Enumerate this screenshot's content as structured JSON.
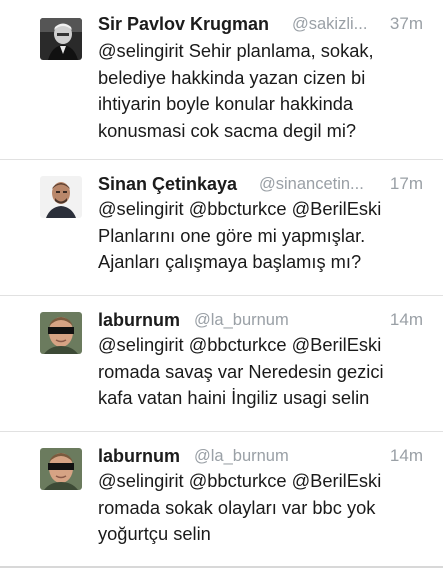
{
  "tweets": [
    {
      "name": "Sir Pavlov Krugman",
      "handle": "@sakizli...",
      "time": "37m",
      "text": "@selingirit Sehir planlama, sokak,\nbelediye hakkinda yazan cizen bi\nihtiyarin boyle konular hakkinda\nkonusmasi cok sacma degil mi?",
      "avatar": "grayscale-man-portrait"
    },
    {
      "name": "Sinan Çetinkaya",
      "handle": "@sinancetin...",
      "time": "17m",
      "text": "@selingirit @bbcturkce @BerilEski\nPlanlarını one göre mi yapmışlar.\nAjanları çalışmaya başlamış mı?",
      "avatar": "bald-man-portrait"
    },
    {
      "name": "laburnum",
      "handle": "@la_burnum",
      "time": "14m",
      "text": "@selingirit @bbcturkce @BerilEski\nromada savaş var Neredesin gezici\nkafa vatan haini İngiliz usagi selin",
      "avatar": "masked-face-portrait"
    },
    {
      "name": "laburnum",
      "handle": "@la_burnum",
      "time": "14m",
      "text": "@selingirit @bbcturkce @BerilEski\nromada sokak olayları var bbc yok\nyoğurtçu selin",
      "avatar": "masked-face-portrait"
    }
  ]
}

***

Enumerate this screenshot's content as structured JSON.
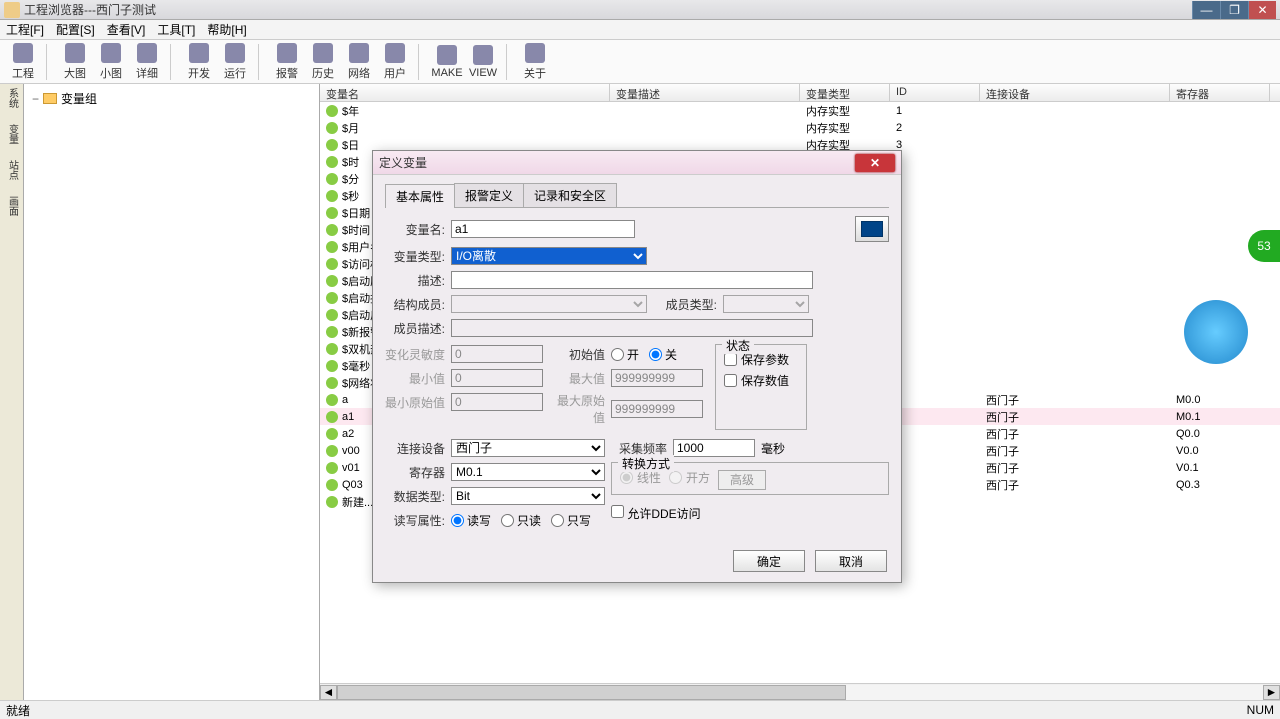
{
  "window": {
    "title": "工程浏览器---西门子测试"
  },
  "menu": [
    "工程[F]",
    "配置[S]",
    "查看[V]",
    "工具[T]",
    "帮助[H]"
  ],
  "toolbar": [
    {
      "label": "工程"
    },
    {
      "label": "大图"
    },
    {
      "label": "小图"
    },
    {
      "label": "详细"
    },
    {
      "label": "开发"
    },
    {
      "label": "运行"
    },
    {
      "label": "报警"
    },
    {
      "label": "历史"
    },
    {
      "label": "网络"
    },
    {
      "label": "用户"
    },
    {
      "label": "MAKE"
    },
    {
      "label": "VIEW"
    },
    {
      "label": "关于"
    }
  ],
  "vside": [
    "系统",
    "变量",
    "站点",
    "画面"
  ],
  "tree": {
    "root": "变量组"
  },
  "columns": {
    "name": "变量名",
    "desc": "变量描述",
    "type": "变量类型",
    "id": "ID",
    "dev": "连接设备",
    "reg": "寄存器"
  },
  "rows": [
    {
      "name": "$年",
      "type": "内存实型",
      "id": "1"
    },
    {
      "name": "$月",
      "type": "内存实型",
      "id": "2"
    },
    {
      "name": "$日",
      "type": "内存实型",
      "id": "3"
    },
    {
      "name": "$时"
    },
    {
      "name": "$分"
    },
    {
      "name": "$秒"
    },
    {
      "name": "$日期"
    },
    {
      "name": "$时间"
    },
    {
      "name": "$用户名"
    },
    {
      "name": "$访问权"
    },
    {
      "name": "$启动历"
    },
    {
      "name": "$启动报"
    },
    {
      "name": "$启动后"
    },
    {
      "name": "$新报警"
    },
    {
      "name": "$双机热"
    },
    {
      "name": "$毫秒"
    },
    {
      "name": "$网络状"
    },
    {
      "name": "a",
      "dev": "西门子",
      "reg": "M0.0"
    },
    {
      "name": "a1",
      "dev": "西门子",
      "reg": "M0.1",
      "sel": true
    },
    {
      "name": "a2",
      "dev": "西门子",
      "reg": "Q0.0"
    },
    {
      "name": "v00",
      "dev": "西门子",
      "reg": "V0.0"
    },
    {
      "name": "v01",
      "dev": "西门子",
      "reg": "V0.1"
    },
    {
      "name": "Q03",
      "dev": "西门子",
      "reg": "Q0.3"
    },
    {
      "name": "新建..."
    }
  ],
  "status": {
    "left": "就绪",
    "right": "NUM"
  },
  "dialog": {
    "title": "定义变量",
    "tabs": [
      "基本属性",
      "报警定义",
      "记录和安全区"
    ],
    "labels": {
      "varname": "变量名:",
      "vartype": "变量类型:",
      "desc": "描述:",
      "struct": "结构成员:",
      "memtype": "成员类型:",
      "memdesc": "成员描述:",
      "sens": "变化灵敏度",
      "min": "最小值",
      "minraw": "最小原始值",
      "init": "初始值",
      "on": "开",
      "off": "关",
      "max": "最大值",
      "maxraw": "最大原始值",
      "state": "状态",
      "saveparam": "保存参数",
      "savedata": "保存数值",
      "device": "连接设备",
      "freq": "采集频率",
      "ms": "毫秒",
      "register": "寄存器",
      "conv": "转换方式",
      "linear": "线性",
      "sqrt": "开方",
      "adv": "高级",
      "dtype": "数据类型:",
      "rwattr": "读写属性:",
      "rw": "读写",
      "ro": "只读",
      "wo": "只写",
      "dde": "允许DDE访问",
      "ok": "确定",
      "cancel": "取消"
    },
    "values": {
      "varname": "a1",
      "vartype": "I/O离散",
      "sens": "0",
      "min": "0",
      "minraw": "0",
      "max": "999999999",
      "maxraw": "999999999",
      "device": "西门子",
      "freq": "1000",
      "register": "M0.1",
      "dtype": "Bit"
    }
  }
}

***

• **EXERCISE DESCRIPTION**
Gather each line in these records that contains the string "bbcturkce".

• **ANSWER BELOW**
      "text": "@selingirit @bbcturkce @BerilEski\nPlanlarını one göre mi yapmışlar.\nAjanları çalışmaya başlamış mı?",
      "text": "@selingirit @bbcturkce @BerilEski\nromada savaş var Neredesin gezici\nkafa vatan haini İngiliz usagi selin",
      "text": "@selingirit @bbcturkce @BerilEski\nromada sokak olayları var bbc yok\nyoğurtçu selin",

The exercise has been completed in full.